2. A method as claimed in claim 1 wherein said cleaning step is
performed by subjecting the exposed surface to hydrogen
radicals.
3. A method as claimed in claim 1 wherein said cleaning step
removes substantially all of the contaminant from the exposed
surface.
4. A method as claimed in claim 1 wherein said exposing step
removes substantially all areas of the surface that have been
damaged by exposure to the environment within the vacuum
chamber.
5. A method as claimed in claim 1 wherein said exposing step
comprises the additional steps of: generating the ion flux using an
ion gun; and directing the ion gun to cause ions to strike at least
some areas of the surface that have been damaged by exposure to the
environment within the vacuum chamber.
6. A method as claimed in claim 1 wherein said exposing step
comprises the additional steps of: generating the ion flux using an
ion gun; and directing the ion gun to cause ions to strike
substantially all areas of the surface that have been damaged by
exposure to the environment within the vacuum chamber.
7. A method of repairing a multilayer mirror in a system for
producing EUV light for semiconductor photolithography, the
multilayer mirror being disposed in a vacuum chamber in which a
source material is vaporized to produce the EUV light, comprising
the steps of: cleaning an exposed surface of the multilayer mirror
while the multilayer mirror is in the vacuum chamber to remove at
least some source material on the exposed surface to produce a
cleaned exposed surface; and exposing the cleaned exposed surface
while the multilayer mirror is in the vacuum chamber to an ion flux
generated by an ion gun to remove at least some areas of the
surface that have been damaged by exposure to the environment
within the vacuum chamber.

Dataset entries
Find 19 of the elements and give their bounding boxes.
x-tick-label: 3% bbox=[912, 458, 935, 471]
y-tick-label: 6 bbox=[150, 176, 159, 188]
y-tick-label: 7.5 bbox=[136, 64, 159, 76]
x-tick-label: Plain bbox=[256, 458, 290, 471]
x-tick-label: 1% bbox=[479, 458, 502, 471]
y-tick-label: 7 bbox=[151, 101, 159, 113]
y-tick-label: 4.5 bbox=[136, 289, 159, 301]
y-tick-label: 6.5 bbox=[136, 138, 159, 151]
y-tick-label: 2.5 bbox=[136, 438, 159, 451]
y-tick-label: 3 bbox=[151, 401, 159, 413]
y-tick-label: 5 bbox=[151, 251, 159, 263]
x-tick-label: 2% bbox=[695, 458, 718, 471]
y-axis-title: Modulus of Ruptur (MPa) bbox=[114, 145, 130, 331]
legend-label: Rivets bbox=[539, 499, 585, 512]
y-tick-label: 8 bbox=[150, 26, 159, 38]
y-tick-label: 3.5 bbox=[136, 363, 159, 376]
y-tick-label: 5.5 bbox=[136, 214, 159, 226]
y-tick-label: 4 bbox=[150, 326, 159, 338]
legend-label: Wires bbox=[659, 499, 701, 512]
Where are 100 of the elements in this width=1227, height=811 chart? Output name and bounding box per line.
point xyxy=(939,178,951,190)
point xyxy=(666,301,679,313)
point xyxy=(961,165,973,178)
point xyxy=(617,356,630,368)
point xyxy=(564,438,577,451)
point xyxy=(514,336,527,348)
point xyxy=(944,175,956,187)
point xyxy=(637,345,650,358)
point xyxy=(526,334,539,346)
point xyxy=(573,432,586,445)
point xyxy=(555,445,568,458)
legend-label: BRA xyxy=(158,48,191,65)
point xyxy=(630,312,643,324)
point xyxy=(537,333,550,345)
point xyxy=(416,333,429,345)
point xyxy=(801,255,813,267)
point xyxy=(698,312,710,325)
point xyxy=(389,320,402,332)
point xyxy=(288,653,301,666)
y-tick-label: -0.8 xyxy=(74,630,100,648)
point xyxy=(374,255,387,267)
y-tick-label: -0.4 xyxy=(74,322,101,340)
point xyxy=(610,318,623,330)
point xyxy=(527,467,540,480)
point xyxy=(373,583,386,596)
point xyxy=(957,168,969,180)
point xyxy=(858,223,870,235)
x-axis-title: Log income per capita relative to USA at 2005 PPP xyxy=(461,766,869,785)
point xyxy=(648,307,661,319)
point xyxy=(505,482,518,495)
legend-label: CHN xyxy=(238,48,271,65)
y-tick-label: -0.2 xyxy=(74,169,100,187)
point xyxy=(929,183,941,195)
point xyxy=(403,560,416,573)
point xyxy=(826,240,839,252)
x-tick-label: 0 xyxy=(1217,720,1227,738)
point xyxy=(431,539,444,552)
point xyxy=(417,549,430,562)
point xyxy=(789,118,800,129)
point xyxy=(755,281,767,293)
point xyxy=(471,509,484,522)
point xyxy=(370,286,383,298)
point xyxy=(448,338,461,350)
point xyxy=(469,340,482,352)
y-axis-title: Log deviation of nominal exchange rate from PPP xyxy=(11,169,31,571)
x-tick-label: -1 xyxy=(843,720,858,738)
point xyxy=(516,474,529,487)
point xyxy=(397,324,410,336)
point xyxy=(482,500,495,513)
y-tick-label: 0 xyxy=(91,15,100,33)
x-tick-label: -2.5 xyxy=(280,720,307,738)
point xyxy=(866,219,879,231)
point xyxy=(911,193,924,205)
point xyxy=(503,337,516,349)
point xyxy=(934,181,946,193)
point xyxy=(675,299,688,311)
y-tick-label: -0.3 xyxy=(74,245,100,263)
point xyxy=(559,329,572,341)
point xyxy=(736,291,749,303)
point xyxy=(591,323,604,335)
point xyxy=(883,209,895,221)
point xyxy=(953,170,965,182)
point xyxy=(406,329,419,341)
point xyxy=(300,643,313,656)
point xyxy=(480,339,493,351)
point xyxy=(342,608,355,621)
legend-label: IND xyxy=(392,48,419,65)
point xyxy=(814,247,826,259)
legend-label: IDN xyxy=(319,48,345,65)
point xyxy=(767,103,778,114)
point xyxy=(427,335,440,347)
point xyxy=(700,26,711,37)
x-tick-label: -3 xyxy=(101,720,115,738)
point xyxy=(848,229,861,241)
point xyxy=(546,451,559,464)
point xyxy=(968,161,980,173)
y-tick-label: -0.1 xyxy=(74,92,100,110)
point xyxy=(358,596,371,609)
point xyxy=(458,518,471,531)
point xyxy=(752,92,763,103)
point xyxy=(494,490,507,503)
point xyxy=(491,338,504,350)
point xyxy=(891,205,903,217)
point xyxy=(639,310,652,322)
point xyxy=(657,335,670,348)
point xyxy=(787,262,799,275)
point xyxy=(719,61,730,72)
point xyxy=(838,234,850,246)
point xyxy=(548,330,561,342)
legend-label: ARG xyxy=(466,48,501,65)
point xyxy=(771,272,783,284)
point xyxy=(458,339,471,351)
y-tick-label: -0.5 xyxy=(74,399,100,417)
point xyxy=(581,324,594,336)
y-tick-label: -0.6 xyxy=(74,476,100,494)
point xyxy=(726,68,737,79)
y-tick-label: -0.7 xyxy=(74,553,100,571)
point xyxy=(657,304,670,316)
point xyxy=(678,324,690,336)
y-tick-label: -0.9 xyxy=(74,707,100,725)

→ **Tasks for this exercise**:
[1] Copy the passage of the mirror-repair claims starting at "6. A method" and ending at "the environment within the vacuum chamber.".
[2] Answer these questions using the mirror-repair claims:
(a) According to claim 2, what is the exposed surface subjected to during the cleaning step?
(b) In claims 5 and 6, what is used to generate the ion flux?
(c) According to claim 7, what is vaporized in the vacuum chamber to produce the EUV light?
[3] Rewrite the paragraph of the mirror-repair claims that begins "7. A method of repairing" as a short list that keeps its main facts.

→ **Answers for each item**:
[1]
6. A method as claimed in claim 1 wherein said exposing step
comprises the additional steps of: generating the ion flux using an
ion gun; and directing the ion gun to cause ions to strike
substantially all areas of the surface that have been damaged by
exposure to the environment within the vacuum chamber.

[2]
(a) Hydrogen radicals.
(b) An ion gun.
(c) A source material.

[3]
Claim 7: a method of repairing a multilayer mirror in an EUV light system for semiconductor photolithography.
- Setting: the mirror sits in a vacuum chamber where a source material is vaporized to produce EUV light.
- Step 1: while the mirror stays in the chamber, clean its exposed surface to remove at least some source material.
- Step 2: while the mirror stays in the chamber, expose the cleaned surface to an ion flux from an ion gun. This removes at least some surface areas damaged by the chamber environment.